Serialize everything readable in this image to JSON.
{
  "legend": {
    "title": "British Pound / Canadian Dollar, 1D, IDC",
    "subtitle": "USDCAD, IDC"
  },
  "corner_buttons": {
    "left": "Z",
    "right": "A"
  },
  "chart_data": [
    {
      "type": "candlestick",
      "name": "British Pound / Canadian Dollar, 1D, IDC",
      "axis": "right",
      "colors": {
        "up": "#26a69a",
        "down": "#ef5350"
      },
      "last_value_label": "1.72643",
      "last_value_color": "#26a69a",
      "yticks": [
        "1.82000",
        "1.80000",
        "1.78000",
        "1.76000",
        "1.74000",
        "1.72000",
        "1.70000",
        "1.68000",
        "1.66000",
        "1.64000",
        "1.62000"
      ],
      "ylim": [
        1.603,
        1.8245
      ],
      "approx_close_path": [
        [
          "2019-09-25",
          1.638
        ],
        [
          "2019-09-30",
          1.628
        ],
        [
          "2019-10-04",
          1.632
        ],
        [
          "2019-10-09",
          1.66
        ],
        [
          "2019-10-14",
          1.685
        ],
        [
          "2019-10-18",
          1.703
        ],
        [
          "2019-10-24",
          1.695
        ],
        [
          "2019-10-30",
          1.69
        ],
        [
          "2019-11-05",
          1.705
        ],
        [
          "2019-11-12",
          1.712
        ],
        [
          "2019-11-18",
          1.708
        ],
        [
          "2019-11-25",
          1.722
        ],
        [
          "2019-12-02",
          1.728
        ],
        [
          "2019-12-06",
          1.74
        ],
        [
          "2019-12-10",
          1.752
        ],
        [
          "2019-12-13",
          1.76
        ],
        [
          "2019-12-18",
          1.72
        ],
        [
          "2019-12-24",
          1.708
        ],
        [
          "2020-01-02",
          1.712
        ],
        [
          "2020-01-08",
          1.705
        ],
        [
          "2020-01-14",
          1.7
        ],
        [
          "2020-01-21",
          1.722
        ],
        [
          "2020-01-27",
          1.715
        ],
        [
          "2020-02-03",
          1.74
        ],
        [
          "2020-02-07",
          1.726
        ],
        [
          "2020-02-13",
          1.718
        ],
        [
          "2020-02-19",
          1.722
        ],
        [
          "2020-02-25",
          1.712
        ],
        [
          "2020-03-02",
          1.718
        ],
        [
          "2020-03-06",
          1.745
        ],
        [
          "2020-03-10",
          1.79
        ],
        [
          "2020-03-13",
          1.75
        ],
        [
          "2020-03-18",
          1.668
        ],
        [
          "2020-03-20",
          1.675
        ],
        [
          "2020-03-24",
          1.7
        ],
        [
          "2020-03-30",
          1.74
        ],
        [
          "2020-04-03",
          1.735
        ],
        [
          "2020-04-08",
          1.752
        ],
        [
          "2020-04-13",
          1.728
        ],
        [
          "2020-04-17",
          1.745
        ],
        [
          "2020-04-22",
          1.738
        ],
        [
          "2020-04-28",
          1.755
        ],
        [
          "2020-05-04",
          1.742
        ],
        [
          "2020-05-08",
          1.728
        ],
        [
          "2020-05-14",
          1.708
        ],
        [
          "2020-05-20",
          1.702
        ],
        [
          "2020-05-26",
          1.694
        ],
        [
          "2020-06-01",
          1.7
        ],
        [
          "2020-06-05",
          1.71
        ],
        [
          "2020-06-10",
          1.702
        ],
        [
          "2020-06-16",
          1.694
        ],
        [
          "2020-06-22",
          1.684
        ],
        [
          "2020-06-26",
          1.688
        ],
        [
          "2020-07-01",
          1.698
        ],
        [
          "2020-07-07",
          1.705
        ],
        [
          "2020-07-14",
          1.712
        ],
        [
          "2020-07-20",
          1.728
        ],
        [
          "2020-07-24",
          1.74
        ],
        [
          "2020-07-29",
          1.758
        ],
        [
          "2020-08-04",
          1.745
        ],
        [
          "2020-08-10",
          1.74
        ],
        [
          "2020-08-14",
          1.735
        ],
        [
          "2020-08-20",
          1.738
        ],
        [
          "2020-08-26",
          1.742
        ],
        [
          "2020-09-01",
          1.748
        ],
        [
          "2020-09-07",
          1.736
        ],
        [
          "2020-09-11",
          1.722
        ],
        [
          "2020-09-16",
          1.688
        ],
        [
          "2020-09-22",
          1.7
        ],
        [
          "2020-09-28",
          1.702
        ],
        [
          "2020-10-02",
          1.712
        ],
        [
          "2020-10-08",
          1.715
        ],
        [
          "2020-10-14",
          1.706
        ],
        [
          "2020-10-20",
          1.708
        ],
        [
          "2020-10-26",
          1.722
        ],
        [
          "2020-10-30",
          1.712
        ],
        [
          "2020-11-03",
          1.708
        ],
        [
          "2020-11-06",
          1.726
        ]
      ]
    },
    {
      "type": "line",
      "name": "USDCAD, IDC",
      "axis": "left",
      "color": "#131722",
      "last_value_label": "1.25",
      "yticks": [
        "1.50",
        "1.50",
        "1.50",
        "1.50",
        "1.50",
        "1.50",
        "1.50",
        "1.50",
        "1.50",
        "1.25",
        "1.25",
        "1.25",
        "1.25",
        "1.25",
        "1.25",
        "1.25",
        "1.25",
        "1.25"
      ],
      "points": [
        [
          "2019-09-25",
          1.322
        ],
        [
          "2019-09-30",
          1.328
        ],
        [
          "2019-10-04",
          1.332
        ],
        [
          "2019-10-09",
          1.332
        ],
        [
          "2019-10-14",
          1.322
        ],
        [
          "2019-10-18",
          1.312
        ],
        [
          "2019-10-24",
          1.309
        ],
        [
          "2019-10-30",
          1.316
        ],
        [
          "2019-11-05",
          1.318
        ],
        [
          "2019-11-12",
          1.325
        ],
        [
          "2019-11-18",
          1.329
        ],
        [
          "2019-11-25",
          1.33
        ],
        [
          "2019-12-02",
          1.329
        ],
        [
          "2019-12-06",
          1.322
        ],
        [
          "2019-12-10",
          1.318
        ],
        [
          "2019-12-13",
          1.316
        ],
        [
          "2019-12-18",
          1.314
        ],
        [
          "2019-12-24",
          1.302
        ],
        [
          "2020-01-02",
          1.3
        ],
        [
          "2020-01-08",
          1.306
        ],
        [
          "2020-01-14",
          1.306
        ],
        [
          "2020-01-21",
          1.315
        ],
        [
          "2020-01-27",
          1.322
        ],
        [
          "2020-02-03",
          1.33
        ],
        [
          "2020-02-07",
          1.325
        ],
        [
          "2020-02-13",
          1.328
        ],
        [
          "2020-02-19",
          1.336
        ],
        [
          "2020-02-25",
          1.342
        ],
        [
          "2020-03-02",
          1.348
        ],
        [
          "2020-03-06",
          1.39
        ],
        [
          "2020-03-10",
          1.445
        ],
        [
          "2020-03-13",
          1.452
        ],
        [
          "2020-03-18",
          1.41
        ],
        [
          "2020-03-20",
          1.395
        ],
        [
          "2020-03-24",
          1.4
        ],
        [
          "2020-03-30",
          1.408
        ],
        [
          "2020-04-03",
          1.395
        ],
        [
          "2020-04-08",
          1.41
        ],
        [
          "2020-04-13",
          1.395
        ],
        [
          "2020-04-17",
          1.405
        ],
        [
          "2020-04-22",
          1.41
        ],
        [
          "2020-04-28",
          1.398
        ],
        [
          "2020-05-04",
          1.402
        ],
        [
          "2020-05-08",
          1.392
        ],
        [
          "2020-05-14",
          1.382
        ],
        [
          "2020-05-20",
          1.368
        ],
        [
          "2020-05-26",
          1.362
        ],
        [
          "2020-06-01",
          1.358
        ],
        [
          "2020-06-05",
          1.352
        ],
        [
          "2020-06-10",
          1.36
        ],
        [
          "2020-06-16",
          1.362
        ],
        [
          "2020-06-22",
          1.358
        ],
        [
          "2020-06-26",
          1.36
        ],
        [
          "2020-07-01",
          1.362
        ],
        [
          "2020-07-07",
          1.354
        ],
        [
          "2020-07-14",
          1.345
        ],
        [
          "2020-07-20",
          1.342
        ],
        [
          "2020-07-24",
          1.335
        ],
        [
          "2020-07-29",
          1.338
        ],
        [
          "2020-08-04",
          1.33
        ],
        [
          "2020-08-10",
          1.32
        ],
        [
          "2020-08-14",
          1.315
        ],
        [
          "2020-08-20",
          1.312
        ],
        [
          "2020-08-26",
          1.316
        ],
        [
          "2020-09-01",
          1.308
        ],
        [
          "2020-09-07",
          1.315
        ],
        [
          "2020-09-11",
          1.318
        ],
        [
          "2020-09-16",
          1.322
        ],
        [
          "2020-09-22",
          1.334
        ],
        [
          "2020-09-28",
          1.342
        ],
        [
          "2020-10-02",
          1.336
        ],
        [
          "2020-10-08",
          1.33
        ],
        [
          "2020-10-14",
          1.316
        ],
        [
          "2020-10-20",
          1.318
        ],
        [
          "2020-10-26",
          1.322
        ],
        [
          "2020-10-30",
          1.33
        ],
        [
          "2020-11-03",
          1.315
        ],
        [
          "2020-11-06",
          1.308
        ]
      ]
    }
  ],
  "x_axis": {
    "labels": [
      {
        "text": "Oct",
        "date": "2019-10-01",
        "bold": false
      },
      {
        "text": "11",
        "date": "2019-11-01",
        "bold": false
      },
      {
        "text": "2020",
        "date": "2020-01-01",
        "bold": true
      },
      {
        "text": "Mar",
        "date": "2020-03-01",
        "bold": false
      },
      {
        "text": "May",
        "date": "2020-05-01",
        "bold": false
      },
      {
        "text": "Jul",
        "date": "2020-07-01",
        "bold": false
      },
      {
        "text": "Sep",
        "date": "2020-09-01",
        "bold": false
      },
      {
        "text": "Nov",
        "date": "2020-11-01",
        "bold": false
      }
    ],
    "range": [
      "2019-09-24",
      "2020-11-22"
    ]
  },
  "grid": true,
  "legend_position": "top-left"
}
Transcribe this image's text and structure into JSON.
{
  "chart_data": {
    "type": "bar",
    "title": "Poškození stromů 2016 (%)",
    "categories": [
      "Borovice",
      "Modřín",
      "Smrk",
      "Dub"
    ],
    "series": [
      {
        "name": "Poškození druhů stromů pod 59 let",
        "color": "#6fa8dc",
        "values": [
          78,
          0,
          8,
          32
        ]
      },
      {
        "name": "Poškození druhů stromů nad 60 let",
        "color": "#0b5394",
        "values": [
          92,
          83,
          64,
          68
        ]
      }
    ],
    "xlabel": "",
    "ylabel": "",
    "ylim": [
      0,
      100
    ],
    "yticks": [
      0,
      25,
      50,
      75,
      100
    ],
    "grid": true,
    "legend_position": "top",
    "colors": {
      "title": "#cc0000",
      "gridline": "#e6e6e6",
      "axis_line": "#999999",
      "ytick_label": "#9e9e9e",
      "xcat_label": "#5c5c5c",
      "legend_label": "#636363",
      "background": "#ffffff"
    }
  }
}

INSTRUCTIONS FOR THE TASK:
Find the string "Pound" in the listing and return every line that holds it.

TASK RESULT:
    "title": "British Pound / Canadian Dollar, 1D, IDC",
      "name": "British Pound / Canadian Dollar, 1D, IDC",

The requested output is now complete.